→ **EXERCISE 1**:
In the box coordinate listings, rewrite the lines between the one holding "Bar (510, 1406, 738, 1434)" and the one holding "Text: 22: 22 (634, 1458, 683, 1544)", inclusive, swapping "Bar" for "Rectangle" and leaving everything else unchanged.

→ **PAGE TEXT**:
Rethinking Freedom in the age of health and safety

Thursday 15 October, 6.30pm until 8.30pm, Leeds

Venue: Committee Rms 6 and 7, Leeds Civic Hall, Calverley Street, Leeds, LS1 1UR

Tickets: This event is FREE but ticketed (a voluntary contribution towards costs will be asked for on the night). Please contact: .(JavaScript must be enabled to view this email address)


ASBOs, bans on smoking and drinking in public places, the fight against obesity and regulation of school meals, parenting orders and the vetting of adults working with children and vulnerable people are only a few examples of the seemingly unstoppable rise of legislation and regulation designed to control people’s behaviour in areas of civic and personal life that were previously free from state interference. In 2005 then Prime Minister Tony Blair acknowledged that only a few years before the British people would not have found these changes ‘acceptable.’ For example, interference in the family through parenting orders ‘would have either seemed somewhat bizarre or dangerous, and indeed there are still people who see this [as] an aspect of the nanny state, or [that] we are interfering with the rights of the individual’.

Box coordinate listings:
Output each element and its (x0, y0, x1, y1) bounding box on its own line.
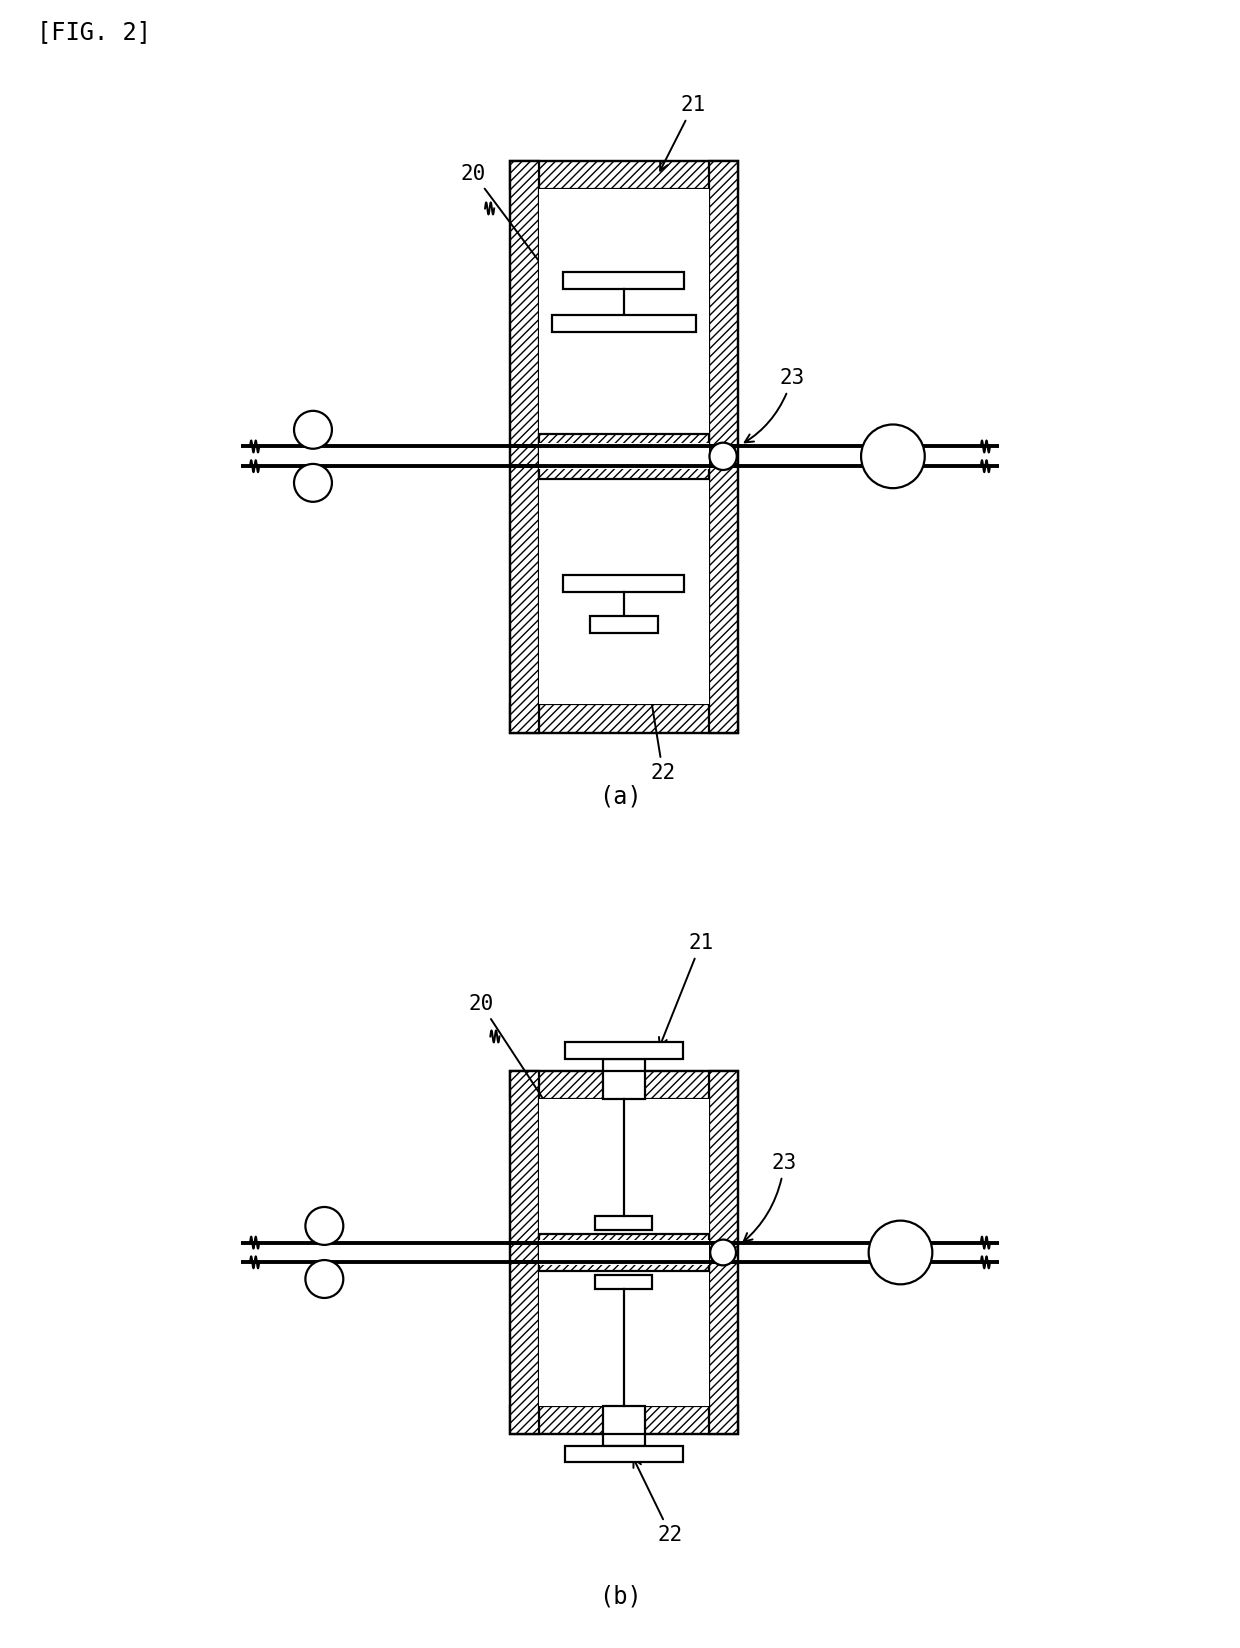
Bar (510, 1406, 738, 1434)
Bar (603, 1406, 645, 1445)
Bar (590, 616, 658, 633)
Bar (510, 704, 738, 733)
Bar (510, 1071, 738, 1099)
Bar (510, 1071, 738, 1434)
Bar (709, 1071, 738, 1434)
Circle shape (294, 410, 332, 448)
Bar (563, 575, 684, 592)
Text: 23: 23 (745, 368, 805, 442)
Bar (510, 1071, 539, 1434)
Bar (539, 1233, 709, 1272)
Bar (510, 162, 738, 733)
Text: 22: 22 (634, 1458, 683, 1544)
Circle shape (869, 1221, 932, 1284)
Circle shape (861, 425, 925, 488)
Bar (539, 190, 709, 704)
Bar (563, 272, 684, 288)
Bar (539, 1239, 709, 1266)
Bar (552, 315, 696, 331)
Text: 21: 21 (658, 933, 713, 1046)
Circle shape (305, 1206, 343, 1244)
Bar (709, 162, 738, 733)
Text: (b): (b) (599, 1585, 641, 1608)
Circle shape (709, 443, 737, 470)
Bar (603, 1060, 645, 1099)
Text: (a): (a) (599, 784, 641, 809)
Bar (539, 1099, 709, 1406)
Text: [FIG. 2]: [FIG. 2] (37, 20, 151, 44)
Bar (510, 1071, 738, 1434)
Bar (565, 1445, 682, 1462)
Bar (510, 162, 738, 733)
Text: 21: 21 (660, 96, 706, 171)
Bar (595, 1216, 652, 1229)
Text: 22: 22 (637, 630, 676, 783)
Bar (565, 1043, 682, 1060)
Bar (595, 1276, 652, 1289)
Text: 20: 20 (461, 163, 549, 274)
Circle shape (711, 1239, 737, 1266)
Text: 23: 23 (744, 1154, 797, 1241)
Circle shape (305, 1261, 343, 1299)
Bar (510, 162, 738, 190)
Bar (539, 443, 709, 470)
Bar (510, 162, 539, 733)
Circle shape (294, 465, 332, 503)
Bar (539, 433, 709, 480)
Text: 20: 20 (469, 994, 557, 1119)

→ **EXERCISE 2**:
Does each statement agree with the event listing on rethinking freedom? (a) The event takes place in Committee Rooms 6 and 7 at Leeds Civic Hall. (b) Tickets for the event are sold at a fixed price. (c) Tony Blair made his acknowledgment in 2007.

→ **WRITTEN ANSWER 1**:
Rectangle (510, 1406, 738, 1434)
Rectangle (603, 1406, 645, 1445)
Rectangle (590, 616, 658, 633)
Rectangle (510, 704, 738, 733)
Rectangle (510, 1071, 738, 1099)
Rectangle (510, 1071, 738, 1434)
Rectangle (709, 1071, 738, 1434)
Circle shape (294, 410, 332, 448)
Rectangle (563, 575, 684, 592)
Text: 23: 23 (745, 368, 805, 442)
Rectangle (510, 1071, 539, 1434)
Rectangle (539, 1233, 709, 1272)
Rectangle (510, 162, 738, 733)
Text: 22: 22 (634, 1458, 683, 1544)

→ **WRITTEN ANSWER 2**:
(a) Yes: "Venue: Committee Rms 6 and 7, Leeds Civic Hall, Calverley Street, Leeds, LS1 1UR"
(b) No: "This event is FREE but ticketed"
(c) No: "In 2005 then Prime Minister Tony Blair acknowledged"